Stated problem » Report the count of lines that carry the string "kuin", and add nothing.

Supplied records »
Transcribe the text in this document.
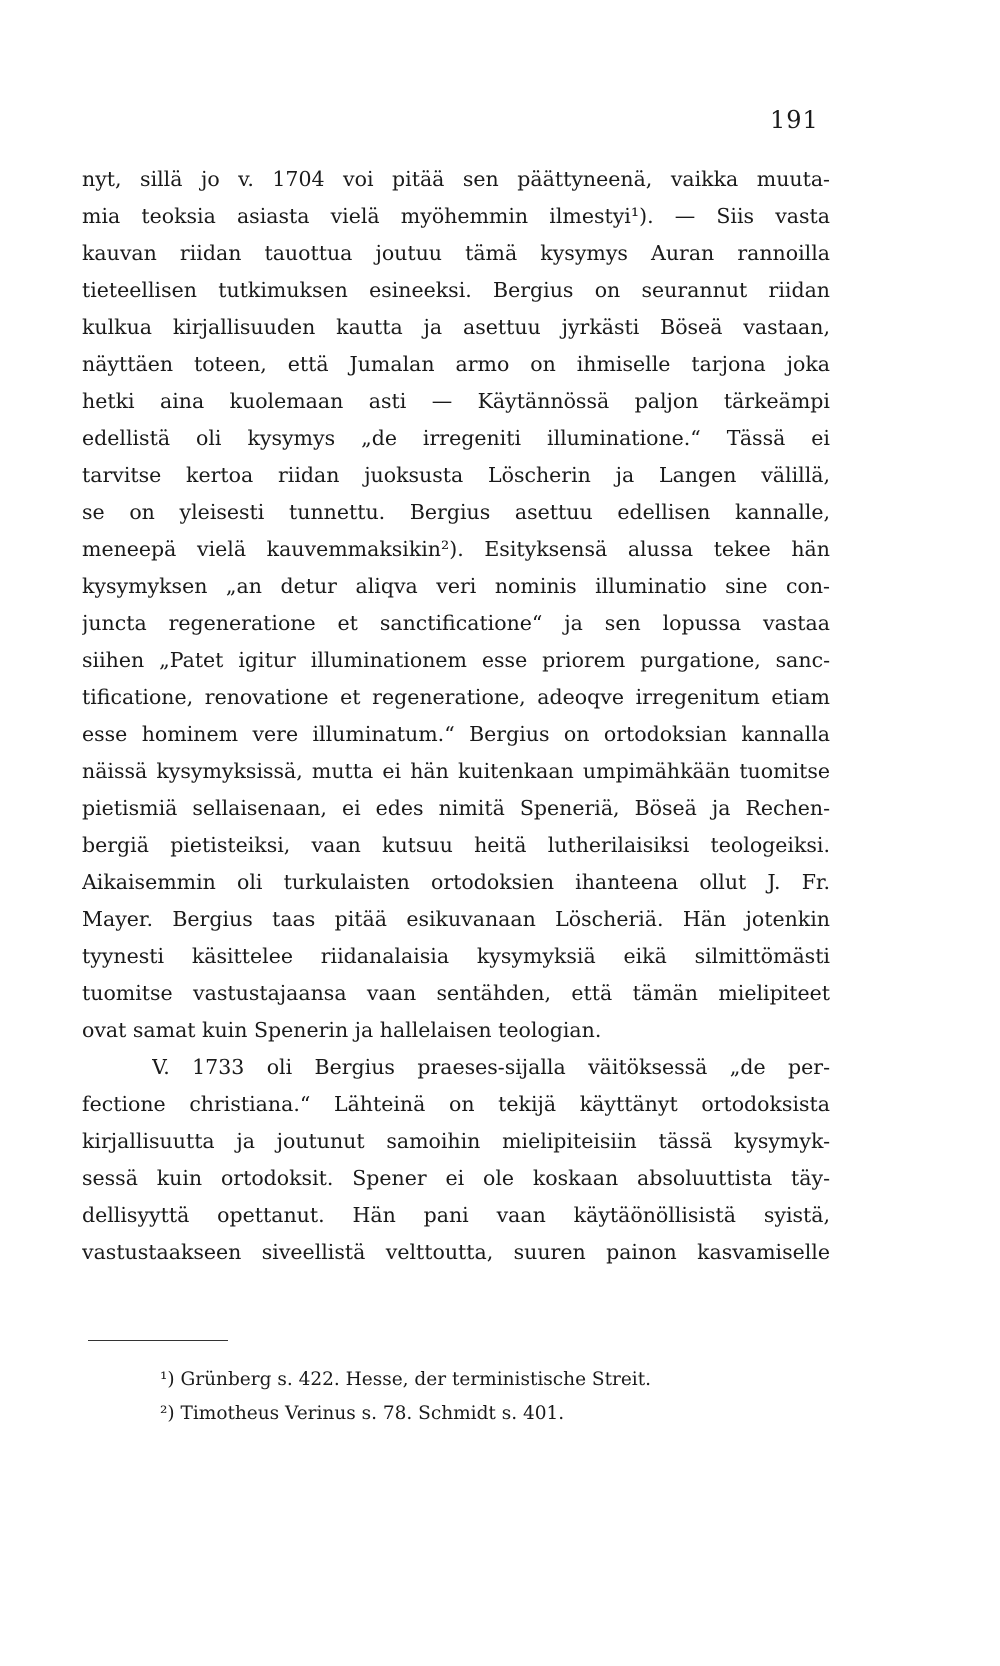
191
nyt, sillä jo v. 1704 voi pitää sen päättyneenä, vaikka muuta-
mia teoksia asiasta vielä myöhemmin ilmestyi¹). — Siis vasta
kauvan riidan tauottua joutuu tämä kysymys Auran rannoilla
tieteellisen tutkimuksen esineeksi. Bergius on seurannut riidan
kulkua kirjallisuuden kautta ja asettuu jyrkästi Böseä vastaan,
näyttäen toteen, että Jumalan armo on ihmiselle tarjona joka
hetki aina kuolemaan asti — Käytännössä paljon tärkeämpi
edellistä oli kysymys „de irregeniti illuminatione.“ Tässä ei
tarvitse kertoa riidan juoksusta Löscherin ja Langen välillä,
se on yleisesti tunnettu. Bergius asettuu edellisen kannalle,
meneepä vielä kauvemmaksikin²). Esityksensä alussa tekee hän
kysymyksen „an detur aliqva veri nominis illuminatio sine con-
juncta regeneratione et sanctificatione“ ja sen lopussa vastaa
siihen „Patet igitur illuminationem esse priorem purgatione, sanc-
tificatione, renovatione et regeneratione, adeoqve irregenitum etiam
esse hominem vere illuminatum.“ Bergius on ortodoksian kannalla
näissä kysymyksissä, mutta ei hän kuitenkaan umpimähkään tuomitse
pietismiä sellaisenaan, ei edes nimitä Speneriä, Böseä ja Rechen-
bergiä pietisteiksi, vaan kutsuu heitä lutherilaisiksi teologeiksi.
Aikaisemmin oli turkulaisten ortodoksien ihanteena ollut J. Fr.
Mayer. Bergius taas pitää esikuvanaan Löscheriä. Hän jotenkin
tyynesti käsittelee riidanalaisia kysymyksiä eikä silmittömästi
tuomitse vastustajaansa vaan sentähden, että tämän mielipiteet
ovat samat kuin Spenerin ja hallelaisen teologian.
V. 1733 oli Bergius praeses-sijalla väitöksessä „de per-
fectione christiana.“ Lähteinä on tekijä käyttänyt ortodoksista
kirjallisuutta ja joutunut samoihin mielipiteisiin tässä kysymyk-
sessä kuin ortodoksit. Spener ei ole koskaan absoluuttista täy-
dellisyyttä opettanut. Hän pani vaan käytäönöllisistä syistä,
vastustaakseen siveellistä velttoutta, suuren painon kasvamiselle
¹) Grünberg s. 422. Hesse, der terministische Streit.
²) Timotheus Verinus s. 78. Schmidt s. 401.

---

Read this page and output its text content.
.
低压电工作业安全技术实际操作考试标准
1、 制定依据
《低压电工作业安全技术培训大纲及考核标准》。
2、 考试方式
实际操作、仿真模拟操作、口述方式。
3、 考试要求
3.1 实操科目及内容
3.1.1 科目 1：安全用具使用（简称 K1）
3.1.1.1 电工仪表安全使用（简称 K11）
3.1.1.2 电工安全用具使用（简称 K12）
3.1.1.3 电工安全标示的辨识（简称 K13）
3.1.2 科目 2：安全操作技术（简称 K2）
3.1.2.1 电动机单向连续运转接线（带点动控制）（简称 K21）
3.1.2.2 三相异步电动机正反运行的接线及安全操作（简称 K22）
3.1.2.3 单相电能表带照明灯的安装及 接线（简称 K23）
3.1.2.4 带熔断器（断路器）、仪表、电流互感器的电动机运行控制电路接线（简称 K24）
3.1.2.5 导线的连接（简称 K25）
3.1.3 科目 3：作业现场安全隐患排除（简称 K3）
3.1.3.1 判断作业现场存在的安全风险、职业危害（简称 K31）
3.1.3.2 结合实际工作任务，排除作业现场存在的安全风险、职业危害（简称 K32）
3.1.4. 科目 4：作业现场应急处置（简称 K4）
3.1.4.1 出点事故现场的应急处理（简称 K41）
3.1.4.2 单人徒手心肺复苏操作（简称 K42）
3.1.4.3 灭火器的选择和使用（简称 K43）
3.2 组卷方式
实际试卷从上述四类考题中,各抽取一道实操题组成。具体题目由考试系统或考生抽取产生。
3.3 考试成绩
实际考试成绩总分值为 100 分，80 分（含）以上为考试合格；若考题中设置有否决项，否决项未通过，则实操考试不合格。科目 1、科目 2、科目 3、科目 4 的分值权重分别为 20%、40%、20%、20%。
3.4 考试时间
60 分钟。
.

Written response » 2